THE EXERCISE: Each line of the data that includes the string "from" is to be copied out.

----- THE DATA -----

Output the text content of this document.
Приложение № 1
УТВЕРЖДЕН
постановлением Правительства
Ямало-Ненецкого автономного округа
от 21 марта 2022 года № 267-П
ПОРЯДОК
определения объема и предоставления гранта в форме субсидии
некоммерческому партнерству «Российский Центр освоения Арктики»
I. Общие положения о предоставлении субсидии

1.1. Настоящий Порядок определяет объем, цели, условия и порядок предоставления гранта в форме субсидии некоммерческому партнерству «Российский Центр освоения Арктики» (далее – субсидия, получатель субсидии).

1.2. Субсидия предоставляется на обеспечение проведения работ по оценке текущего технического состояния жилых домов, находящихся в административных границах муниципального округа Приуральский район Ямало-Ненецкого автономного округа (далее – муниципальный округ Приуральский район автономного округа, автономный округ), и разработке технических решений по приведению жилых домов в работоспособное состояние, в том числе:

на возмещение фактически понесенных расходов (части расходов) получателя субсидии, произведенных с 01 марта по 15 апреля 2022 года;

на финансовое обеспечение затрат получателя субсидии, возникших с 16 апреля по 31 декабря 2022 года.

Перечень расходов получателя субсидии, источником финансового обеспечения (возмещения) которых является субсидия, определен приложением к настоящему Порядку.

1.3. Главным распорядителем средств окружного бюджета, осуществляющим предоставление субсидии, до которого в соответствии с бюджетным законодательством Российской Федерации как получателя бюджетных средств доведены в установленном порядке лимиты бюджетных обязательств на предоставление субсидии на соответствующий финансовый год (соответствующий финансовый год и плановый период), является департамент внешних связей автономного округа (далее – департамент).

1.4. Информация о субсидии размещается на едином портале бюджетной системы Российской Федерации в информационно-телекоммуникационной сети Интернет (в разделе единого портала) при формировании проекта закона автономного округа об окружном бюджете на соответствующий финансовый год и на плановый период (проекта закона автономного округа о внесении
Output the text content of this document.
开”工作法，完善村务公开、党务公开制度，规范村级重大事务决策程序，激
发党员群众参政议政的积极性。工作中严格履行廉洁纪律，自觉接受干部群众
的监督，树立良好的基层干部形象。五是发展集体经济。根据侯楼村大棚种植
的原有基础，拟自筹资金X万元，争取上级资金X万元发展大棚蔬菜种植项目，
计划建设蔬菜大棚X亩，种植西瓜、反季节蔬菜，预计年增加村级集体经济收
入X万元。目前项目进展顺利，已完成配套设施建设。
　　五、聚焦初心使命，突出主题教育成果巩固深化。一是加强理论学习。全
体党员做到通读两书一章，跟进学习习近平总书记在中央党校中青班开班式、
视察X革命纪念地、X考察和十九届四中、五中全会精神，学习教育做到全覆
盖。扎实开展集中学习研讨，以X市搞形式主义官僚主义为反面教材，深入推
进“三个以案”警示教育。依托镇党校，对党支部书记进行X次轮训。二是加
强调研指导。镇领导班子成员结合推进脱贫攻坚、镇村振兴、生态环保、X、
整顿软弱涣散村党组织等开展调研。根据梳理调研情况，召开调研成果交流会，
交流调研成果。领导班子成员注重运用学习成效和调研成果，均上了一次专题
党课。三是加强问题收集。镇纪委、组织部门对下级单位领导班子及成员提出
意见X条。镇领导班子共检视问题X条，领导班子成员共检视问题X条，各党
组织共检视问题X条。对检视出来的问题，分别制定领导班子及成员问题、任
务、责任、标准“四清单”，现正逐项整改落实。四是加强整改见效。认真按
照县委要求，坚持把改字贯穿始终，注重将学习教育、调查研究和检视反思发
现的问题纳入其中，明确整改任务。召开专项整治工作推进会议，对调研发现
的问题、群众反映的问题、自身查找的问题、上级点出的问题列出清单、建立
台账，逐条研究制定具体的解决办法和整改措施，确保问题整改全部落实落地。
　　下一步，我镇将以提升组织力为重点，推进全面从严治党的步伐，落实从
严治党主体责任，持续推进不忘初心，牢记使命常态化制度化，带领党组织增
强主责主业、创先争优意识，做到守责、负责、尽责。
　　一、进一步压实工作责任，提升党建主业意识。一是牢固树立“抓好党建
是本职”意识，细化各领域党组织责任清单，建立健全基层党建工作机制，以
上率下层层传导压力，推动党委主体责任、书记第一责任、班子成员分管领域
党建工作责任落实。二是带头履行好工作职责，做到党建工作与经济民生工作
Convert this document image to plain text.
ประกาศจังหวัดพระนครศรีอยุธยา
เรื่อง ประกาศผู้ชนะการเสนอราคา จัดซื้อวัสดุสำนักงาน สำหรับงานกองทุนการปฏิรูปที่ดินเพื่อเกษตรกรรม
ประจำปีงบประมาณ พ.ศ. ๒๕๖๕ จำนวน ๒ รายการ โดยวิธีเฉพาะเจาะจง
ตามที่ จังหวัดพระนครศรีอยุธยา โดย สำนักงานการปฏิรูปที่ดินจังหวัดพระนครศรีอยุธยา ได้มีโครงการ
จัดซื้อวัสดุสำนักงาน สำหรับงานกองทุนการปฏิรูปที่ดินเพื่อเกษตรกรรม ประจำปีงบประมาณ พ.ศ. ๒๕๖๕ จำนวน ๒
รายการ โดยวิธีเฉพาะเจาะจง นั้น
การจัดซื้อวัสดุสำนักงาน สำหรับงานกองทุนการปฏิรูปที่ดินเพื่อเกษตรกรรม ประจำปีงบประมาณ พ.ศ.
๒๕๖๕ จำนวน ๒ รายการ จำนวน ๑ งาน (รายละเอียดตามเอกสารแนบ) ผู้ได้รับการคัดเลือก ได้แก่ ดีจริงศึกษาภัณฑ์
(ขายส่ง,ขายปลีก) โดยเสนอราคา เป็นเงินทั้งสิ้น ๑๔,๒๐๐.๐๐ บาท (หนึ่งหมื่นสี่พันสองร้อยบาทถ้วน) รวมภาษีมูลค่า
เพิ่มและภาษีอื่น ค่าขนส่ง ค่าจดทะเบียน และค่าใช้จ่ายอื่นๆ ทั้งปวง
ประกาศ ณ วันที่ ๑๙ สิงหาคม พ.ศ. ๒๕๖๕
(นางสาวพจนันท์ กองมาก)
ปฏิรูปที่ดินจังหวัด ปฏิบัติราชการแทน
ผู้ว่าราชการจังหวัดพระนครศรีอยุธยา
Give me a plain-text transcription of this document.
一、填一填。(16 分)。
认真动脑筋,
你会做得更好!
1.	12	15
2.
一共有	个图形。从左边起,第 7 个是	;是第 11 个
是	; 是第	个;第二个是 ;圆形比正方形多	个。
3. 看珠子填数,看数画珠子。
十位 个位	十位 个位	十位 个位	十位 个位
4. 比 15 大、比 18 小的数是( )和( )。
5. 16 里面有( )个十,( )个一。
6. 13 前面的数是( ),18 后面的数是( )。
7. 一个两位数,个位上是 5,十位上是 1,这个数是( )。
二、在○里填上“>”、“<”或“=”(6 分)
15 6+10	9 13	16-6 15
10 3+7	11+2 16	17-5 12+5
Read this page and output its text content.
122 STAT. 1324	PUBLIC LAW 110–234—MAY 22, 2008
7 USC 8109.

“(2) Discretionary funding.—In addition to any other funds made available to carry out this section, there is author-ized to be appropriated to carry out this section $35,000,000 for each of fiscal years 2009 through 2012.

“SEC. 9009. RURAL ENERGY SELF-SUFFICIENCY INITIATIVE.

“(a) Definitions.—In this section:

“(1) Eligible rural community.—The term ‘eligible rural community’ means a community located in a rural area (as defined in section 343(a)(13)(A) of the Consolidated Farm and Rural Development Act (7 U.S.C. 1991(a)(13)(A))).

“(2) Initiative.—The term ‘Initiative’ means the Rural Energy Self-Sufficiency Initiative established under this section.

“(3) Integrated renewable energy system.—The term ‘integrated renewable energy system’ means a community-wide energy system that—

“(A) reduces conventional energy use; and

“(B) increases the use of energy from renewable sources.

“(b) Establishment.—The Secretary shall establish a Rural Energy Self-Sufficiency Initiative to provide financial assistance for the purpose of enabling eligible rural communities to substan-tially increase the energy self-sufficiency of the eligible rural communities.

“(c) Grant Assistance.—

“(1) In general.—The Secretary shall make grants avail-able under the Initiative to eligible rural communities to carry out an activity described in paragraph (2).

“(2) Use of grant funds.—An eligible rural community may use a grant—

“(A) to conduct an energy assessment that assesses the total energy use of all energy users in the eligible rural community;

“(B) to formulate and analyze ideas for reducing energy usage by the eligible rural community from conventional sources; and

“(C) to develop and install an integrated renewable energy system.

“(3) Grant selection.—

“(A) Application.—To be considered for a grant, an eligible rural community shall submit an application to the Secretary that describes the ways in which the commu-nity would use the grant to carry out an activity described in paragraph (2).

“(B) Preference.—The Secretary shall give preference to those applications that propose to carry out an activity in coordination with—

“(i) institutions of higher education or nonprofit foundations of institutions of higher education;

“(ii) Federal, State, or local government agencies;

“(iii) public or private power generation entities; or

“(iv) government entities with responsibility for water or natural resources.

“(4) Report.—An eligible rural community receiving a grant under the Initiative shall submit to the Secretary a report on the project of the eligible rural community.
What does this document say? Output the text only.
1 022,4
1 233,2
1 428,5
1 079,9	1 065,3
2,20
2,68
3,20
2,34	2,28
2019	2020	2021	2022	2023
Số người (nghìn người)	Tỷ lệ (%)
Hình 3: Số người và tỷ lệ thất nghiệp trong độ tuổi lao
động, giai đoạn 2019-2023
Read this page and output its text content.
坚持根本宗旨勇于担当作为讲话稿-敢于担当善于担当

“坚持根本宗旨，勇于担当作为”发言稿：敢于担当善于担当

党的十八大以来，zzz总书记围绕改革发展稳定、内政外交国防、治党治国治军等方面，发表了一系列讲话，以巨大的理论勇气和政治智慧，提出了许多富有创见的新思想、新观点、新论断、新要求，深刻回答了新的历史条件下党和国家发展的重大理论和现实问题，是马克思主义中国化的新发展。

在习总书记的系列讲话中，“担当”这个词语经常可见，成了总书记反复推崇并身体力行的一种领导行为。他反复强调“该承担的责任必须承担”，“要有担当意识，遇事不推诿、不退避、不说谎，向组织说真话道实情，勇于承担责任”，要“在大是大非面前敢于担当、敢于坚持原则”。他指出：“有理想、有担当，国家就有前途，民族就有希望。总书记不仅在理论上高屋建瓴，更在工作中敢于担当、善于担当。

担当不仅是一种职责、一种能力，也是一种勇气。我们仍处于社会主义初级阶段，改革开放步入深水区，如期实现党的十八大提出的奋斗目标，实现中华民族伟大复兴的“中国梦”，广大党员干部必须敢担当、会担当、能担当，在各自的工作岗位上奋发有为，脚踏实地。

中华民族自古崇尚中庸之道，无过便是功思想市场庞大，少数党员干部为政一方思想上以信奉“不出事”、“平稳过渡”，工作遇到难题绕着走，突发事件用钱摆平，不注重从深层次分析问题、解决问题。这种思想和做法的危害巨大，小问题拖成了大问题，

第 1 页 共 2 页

-----

OUTPUT:
“(B) increases the use of energy from renewable sources.
“(B) to formulate and analyze ideas for reducing energy usage by the eligible rural community from conventional sources; and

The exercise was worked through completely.